• EXERCISE GOAL:
Look for "Type out the text in this image." in the records below, then copy that line and every line after it, exactly and with nothing added.

• Data entries:
···
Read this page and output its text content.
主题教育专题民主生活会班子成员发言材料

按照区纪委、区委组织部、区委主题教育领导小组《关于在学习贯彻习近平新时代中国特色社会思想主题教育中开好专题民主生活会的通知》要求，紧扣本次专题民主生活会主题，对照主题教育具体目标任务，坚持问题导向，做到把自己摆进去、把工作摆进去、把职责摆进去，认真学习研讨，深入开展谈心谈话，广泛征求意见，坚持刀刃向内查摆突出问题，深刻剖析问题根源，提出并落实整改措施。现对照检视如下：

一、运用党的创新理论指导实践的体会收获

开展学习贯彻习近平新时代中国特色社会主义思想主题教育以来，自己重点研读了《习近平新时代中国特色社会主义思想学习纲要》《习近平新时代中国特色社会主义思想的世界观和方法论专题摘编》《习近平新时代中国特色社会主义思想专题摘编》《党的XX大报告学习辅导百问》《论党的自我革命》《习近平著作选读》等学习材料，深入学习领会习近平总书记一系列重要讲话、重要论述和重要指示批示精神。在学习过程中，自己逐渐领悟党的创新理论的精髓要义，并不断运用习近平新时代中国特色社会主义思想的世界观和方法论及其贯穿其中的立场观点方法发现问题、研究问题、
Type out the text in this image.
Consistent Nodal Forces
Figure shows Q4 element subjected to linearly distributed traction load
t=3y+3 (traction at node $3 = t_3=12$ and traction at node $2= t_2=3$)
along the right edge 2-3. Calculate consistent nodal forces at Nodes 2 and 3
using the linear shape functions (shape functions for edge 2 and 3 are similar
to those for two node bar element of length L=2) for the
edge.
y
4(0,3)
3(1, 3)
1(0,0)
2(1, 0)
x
···
• OUTPUT FOR THIS TASK:
Type out the text in this image.
Consistent Nodal Forces
Figure shows Q4 element subjected to linearly distributed traction load
t=3y+3 (traction at node $3 = t_3=12$ and traction at node $2= t_2=3$)
along the right edge 2-3. Calculate consistent nodal forces at Nodes 2 and 3
using the linear shape functions (shape functions for edge 2 and 3 are similar
to those for two node bar element of length L=2) for the
edge.
y
4(0,3)
3(1, 3)
1(0,0)
2(1, 0)
x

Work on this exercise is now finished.